## Input material
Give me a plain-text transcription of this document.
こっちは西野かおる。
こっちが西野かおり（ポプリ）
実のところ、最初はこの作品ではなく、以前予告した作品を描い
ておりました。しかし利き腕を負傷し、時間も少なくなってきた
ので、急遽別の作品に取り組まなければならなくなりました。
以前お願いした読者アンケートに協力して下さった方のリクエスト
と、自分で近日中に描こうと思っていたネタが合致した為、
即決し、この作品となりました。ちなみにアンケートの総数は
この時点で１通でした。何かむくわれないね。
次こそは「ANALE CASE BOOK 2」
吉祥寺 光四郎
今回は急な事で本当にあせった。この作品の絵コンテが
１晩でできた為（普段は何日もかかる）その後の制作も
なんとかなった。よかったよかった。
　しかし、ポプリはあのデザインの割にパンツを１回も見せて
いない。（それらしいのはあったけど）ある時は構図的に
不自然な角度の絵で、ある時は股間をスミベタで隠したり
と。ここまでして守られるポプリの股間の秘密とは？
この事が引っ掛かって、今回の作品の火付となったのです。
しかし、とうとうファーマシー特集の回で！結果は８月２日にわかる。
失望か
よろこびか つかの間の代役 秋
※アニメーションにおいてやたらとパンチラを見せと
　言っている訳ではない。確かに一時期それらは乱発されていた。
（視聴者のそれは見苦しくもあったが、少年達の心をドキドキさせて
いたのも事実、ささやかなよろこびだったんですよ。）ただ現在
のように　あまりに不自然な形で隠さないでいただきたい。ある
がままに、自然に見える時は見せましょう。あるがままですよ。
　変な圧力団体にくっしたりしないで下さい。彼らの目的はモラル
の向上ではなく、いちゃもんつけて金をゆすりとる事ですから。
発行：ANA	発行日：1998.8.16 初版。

## Job
Output the data above exactly, please, line for line.

## Result of this task
Give me a plain-text transcription of this document.
こっちは西野かおる。
こっちが西野かおり（ポプリ）
実のところ、最初はこの作品ではなく、以前予告した作品を描い
ておりました。しかし利き腕を負傷し、時間も少なくなってきた
ので、急遽別の作品に取り組まなければならなくなりました。
以前お願いした読者アンケートに協力して下さった方のリクエスト
と、自分で近日中に描こうと思っていたネタが合致した為、
即決し、この作品となりました。ちなみにアンケートの総数は
この時点で１通でした。何かむくわれないね。
次こそは「ANALE CASE BOOK 2」
吉祥寺 光四郎
今回は急な事で本当にあせった。この作品の絵コンテが
１晩でできた為（普段は何日もかかる）その後の制作も
なんとかなった。よかったよかった。
　しかし、ポプリはあのデザインの割にパンツを１回も見せて
いない。（それらしいのはあったけど）ある時は構図的に
不自然な角度の絵で、ある時は股間をスミベタで隠したり
と。ここまでして守られるポプリの股間の秘密とは？
この事が引っ掛かって、今回の作品の火付となったのです。
しかし、とうとうファーマシー特集の回で！結果は８月２日にわかる。
失望か
よろこびか つかの間の代役 秋
※アニメーションにおいてやたらとパンチラを見せと
　言っている訳ではない。確かに一時期それらは乱発されていた。
（視聴者のそれは見苦しくもあったが、少年達の心をドキドキさせて
いたのも事実、ささやかなよろこびだったんですよ。）ただ現在
のように　あまりに不自然な形で隠さないでいただきたい。ある
がままに、自然に見える時は見せましょう。あるがままですよ。
　変な圧力団体にくっしたりしないで下さい。彼らの目的はモラル
の向上ではなく、いちゃもんつけて金をゆすりとる事ですから。
発行：ANA	発行日：1998.8.16 初版。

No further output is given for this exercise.